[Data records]
════
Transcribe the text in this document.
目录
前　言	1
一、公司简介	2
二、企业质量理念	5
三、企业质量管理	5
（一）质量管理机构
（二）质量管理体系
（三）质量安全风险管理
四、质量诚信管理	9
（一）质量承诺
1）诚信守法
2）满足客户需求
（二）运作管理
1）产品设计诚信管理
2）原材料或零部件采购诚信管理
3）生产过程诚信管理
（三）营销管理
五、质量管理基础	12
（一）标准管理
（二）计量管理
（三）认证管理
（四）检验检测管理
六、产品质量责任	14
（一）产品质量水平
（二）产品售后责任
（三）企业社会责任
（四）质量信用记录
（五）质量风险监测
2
════
Type out the material again exactly as presented.

Transcribe the text in this document.
目录
前　言	1
一、公司简介	2
二、企业质量理念	5
三、企业质量管理	5
（一）质量管理机构
（二）质量管理体系
（三）质量安全风险管理
四、质量诚信管理	9
（一）质量承诺
1）诚信守法
2）满足客户需求
（二）运作管理
1）产品设计诚信管理
2）原材料或零部件采购诚信管理
3）生产过程诚信管理
（三）营销管理
五、质量管理基础	12
（一）标准管理
（二）计量管理
（三）认证管理
（四）检验检测管理
六、产品质量责任	14
（一）产品质量水平
（二）产品售后责任
（三）企业社会责任
（四）质量信用记录
（五）质量风险监测
2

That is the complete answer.